» **YOUR INSTRUCTIONS**
Repeat every line exactly, keeping the pictures out of the copy.

» **GIVEN RECORDS**
###

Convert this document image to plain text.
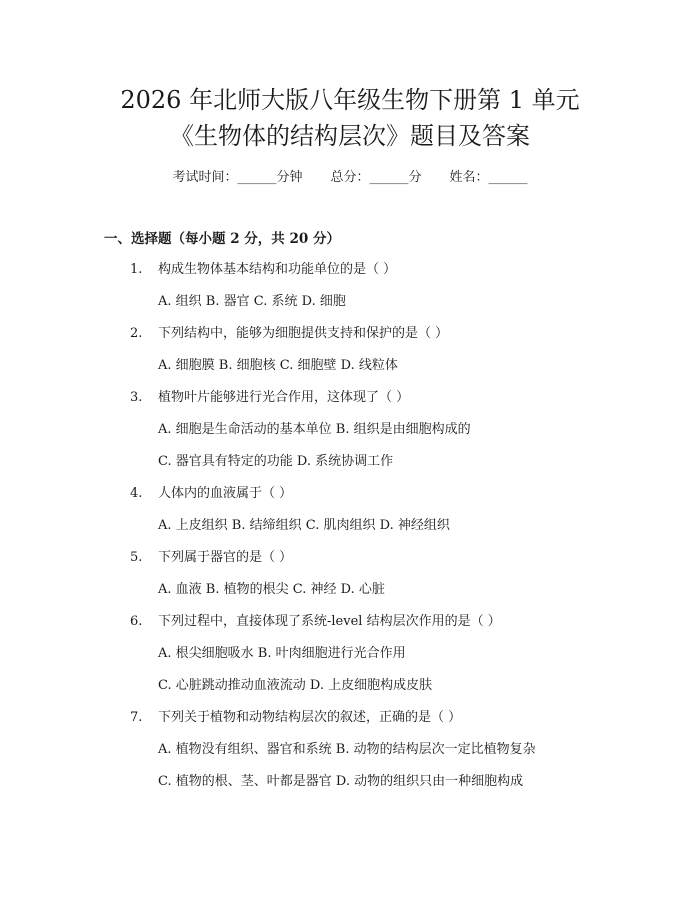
2026 年北师大版八年级生物下册第 1 单元
《生物体的结构层次》题目及答案
考试时间：______分钟 总分：______分 姓名：______
一、选择题（每小题 2 分，共 20 分）
1. 构成生物体基本结构和功能单位的是（ ）
A. 组织 B. 器官 C. 系统 D. 细胞
2. 下列结构中，能够为细胞提供支持和保护的是（ ）
A. 细胞膜 B. 细胞核 C. 细胞壁 D. 线粒体
3. 植物叶片能够进行光合作用，这体现了（ ）
A. 细胞是生命活动的基本单位 B. 组织是由细胞构成的
C. 器官具有特定的功能 D. 系统协调工作
4. 人体内的血液属于（ ）
A. 上皮组织 B. 结缔组织 C. 肌肉组织 D. 神经组织
5. 下列属于器官的是（ ）
A. 血液 B. 植物的根尖 C. 神经 D. 心脏
6. 下列过程中，直接体现了系统-level 结构层次作用的是（ ）
A. 根尖细胞吸水 B. 叶肉细胞进行光合作用
C. 心脏跳动推动血液流动 D. 上皮细胞构成皮肤
7. 下列关于植物和动物结构层次的叙述，正确的是（ ）
A. 植物没有组织、器官和系统 B. 动物的结构层次一定比植物复杂
C. 植物的根、茎、叶都是器官 D. 动物的组织只由一种细胞构成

###

» **RESPONSE BELOW**
Convert this document image to plain text.
2026 年北师大版八年级生物下册第 1 单元
《生物体的结构层次》题目及答案
考试时间：______分钟 总分：______分 姓名：______
一、选择题（每小题 2 分，共 20 分）
1. 构成生物体基本结构和功能单位的是（ ）
A. 组织 B. 器官 C. 系统 D. 细胞
2. 下列结构中，能够为细胞提供支持和保护的是（ ）
A. 细胞膜 B. 细胞核 C. 细胞壁 D. 线粒体
3. 植物叶片能够进行光合作用，这体现了（ ）
A. 细胞是生命活动的基本单位 B. 组织是由细胞构成的
C. 器官具有特定的功能 D. 系统协调工作
4. 人体内的血液属于（ ）
A. 上皮组织 B. 结缔组织 C. 肌肉组织 D. 神经组织
5. 下列属于器官的是（ ）
A. 血液 B. 植物的根尖 C. 神经 D. 心脏
6. 下列过程中，直接体现了系统-level 结构层次作用的是（ ）
A. 根尖细胞吸水 B. 叶肉细胞进行光合作用
C. 心脏跳动推动血液流动 D. 上皮细胞构成皮肤
7. 下列关于植物和动物结构层次的叙述，正确的是（ ）
A. 植物没有组织、器官和系统 B. 动物的结构层次一定比植物复杂
C. 植物的根、茎、叶都是器官 D. 动物的组织只由一种细胞构成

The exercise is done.